[Stored data]

-------

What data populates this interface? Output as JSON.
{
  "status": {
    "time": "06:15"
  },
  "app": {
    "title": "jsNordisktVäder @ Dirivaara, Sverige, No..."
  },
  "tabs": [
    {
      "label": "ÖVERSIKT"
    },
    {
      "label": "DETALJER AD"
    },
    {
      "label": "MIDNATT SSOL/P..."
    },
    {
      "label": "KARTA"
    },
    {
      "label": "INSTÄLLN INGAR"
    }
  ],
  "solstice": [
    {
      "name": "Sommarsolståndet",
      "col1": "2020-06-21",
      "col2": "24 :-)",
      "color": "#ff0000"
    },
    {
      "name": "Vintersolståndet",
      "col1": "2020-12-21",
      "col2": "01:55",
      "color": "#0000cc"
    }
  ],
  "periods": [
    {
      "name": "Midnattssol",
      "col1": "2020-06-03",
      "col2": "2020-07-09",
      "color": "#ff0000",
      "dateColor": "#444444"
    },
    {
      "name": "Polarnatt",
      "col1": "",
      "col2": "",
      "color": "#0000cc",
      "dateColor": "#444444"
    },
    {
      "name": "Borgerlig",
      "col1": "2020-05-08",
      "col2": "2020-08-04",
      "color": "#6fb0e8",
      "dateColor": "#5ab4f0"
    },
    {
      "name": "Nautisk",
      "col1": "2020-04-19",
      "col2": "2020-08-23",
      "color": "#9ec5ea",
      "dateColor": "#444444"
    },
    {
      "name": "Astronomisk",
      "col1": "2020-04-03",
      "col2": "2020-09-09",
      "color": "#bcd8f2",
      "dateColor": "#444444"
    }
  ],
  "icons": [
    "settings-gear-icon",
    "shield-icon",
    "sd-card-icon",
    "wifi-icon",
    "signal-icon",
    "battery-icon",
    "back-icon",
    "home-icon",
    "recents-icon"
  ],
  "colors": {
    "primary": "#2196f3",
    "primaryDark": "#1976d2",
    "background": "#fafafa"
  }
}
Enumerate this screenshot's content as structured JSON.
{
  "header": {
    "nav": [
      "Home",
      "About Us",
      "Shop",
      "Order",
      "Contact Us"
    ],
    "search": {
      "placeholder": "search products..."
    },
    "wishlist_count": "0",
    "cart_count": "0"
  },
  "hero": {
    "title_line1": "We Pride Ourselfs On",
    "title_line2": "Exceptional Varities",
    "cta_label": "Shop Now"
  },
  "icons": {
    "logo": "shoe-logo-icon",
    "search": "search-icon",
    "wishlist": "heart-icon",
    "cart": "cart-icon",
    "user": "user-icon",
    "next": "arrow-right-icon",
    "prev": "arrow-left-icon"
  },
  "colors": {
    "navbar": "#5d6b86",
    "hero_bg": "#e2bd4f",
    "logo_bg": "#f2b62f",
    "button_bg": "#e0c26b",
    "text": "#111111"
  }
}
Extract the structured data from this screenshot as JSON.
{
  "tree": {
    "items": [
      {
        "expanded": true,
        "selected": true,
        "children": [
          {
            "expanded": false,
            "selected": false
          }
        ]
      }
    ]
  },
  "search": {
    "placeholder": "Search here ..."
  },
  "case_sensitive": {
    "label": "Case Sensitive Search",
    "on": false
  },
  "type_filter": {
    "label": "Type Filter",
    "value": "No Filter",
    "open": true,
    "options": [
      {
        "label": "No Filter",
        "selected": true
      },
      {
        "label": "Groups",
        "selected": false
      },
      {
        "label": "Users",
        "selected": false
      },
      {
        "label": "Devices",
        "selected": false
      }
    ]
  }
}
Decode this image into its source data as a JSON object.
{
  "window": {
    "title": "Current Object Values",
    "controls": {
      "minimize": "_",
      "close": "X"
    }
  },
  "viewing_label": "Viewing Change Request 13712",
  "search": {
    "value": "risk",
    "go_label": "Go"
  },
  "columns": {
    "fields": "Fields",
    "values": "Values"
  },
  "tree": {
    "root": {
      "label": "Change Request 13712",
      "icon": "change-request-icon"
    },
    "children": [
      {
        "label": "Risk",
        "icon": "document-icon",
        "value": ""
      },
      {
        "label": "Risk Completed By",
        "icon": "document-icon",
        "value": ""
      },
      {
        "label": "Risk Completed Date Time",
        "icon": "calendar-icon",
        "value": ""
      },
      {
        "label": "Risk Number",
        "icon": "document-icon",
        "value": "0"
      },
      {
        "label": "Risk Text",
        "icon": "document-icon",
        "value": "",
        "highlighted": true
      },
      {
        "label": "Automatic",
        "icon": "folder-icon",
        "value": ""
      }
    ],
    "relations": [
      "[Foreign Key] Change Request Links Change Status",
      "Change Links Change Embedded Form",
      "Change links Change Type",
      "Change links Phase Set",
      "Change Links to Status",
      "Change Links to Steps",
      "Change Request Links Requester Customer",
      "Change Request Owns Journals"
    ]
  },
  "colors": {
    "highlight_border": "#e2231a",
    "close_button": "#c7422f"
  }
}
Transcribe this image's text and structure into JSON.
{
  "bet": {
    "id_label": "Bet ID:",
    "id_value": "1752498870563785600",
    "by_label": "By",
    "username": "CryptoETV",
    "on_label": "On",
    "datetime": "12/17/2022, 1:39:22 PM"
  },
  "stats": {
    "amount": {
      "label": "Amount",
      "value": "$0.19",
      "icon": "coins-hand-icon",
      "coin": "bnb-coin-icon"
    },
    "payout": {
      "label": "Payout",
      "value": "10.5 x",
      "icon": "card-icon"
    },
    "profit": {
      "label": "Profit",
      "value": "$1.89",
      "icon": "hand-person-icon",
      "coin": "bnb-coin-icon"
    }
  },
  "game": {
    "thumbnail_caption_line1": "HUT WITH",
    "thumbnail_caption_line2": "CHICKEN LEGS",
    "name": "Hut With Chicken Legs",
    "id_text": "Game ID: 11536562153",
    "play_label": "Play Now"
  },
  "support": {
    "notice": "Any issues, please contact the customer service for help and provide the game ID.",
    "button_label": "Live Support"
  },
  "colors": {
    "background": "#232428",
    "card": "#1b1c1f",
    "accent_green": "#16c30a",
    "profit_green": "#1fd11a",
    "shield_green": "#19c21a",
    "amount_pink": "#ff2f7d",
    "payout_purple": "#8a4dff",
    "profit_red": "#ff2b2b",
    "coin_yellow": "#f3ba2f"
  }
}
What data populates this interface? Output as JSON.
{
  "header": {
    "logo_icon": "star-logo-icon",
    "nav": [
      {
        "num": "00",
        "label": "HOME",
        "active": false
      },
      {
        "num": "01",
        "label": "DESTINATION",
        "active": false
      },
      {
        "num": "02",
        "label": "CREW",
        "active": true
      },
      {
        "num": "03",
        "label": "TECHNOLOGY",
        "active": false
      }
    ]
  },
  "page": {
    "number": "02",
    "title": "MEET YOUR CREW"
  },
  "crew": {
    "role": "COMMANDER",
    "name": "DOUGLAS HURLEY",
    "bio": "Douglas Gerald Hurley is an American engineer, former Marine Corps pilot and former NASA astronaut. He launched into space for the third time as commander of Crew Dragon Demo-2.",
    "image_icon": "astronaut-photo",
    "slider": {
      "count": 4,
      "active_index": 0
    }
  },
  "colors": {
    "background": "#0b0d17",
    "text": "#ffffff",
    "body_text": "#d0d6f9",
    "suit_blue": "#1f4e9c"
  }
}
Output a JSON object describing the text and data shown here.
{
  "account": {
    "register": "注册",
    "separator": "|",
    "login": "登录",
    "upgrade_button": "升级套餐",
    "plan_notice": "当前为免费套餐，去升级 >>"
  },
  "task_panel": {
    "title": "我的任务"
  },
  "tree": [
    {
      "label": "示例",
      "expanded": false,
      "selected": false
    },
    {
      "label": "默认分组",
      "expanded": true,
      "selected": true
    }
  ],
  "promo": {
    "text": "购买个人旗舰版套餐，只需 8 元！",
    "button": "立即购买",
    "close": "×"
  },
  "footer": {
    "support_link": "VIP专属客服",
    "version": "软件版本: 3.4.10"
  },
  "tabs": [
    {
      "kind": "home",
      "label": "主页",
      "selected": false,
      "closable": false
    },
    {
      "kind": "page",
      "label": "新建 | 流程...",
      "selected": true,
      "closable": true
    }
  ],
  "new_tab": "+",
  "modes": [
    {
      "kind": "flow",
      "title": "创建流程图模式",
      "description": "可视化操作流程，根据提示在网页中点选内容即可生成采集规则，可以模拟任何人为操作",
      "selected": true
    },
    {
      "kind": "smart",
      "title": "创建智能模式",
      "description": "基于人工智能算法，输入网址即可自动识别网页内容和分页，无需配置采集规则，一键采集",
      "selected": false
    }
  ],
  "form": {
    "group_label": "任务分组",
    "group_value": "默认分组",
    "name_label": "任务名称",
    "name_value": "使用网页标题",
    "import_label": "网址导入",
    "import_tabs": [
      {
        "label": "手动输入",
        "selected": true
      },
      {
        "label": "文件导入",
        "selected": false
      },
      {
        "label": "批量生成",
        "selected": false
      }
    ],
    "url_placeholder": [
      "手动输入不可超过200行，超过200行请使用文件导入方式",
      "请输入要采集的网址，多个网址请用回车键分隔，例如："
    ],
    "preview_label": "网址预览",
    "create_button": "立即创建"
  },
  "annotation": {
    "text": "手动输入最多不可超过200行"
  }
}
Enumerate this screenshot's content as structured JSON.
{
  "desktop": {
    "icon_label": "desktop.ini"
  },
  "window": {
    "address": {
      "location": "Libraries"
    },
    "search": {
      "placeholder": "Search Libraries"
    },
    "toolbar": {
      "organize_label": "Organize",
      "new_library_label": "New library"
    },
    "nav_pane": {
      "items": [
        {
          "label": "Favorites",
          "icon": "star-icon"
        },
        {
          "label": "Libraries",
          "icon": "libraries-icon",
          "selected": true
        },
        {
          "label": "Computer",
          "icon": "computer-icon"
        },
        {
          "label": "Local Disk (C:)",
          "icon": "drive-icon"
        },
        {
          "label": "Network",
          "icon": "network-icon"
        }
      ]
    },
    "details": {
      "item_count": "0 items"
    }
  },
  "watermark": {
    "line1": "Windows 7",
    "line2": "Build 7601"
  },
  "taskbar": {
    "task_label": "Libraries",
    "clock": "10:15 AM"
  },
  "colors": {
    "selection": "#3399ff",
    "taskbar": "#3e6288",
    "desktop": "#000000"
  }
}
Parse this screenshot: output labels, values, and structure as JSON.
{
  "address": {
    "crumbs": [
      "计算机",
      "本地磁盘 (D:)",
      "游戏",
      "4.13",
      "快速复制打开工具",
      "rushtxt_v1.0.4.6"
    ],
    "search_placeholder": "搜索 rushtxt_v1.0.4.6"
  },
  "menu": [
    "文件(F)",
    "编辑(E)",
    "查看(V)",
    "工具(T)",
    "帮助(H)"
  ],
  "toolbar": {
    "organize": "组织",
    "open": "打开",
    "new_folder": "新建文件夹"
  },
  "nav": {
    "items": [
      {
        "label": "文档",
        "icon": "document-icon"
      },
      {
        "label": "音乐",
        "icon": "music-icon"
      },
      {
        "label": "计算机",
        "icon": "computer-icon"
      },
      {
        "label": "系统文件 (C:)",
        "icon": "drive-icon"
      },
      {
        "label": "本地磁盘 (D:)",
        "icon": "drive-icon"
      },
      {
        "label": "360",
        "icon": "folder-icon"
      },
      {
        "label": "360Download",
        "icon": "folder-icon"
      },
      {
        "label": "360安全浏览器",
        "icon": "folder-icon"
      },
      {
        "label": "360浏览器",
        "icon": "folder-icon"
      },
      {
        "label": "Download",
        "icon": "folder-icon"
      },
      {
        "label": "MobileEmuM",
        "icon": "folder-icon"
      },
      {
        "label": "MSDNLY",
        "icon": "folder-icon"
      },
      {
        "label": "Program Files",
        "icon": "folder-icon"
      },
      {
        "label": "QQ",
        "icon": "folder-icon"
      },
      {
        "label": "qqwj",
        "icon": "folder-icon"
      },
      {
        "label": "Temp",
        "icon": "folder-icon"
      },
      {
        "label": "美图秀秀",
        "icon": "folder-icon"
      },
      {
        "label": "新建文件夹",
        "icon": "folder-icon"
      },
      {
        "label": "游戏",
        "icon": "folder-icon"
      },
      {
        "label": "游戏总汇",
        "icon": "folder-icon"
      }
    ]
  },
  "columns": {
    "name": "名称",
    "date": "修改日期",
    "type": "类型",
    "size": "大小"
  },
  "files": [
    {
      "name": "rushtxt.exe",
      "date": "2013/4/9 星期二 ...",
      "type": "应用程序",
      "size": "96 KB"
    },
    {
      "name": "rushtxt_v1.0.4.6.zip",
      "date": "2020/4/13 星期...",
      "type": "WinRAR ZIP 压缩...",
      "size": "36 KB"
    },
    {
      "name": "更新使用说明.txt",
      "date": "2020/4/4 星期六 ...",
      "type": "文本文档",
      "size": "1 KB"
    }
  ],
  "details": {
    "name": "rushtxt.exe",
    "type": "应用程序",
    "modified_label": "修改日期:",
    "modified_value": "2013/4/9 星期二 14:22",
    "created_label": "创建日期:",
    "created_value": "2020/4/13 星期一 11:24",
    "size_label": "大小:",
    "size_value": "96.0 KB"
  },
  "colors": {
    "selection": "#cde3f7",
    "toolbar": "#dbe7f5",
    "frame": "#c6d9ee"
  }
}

-------

Collect every line with the string "JSON" from the records, and copy each.

**TASK RESULT:**
What data populates this interface? Output as JSON.
Enumerate this screenshot's content as structured JSON.
Extract the structured data from this screenshot as JSON.
Decode this image into its source data as a JSON object.
Transcribe this image's text and structure into JSON.
What data populates this interface? Output as JSON.
Output a JSON object describing the text and data shown here.
Enumerate this screenshot's content as structured JSON.
Parse this screenshot: output labels, values, and structure as JSON.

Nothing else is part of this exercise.